Given problem:
Read the entries below and pull out each line with the string "group".

┌─ Data excerpts

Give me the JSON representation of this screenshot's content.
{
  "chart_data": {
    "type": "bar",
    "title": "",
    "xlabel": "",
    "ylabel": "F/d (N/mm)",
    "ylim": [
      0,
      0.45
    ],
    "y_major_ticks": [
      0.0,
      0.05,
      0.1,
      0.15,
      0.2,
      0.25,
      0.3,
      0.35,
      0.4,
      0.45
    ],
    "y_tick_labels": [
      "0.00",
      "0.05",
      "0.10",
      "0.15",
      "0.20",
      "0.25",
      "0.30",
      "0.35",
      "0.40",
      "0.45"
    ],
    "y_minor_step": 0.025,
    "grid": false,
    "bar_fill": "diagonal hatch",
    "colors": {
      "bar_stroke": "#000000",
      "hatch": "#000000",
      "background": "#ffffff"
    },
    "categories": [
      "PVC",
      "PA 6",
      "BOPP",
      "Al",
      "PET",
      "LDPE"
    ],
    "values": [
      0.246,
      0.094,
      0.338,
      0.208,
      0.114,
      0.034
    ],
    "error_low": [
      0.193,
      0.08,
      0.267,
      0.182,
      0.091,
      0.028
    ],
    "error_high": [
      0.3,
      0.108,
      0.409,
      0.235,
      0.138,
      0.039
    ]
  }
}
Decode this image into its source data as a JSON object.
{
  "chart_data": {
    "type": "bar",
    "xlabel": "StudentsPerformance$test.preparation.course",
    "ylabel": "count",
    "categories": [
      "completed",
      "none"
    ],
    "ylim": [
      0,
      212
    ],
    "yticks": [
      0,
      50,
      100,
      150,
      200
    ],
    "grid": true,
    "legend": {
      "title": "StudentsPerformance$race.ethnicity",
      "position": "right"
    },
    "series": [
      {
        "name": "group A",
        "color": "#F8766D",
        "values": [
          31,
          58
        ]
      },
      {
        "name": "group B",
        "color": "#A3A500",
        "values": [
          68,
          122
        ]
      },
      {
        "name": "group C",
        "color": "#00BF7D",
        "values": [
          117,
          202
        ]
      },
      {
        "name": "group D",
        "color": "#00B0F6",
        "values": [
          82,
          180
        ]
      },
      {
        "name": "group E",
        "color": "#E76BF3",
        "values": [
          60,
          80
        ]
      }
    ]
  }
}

└─

The answer:
        "name": "group A",
        "name": "group B",
        "name": "group C",
        "name": "group D",
        "name": "group E",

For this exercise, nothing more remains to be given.